### Aim of the task
Scan the material below for lines with the word "valid" and report how many there are, with nothing added.
--- Available data ---
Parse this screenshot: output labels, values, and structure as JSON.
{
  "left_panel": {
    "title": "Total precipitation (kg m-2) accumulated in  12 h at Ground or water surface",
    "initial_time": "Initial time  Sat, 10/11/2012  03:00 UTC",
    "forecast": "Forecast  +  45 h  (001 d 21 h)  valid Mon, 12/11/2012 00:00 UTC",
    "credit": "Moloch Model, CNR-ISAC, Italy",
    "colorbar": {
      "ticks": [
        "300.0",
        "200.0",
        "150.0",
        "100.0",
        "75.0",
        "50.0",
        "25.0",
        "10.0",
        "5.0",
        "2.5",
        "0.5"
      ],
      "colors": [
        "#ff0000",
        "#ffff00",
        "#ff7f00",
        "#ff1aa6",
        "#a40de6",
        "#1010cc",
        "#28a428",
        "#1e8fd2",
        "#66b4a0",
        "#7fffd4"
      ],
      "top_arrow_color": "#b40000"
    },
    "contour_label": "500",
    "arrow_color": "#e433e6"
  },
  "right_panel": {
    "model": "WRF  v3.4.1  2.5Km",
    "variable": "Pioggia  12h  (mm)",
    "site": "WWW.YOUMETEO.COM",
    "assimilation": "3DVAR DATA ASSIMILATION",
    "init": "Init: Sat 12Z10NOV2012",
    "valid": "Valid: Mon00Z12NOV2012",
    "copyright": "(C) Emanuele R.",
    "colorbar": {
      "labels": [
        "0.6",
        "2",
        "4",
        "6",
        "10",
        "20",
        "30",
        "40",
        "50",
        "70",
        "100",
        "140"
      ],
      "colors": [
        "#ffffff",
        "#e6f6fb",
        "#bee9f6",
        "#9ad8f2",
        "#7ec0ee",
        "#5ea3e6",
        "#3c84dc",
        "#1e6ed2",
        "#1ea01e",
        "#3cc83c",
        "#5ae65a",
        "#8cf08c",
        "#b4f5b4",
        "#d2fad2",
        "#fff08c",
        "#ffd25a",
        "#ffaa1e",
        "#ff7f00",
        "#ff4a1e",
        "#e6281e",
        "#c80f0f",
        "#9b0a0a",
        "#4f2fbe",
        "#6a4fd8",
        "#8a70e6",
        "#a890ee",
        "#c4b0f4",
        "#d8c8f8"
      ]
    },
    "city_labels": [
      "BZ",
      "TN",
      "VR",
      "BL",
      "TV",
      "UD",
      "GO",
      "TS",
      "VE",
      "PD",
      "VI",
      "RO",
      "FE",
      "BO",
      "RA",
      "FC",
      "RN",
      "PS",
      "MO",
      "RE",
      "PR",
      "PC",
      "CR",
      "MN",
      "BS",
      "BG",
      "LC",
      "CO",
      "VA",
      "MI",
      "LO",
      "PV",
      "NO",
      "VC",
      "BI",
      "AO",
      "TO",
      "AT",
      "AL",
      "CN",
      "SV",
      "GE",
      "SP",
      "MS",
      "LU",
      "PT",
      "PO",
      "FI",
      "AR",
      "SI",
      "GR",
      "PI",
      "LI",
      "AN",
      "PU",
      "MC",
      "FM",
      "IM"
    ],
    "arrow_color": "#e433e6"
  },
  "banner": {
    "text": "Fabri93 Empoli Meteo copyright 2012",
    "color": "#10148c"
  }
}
---
### Result for this task
2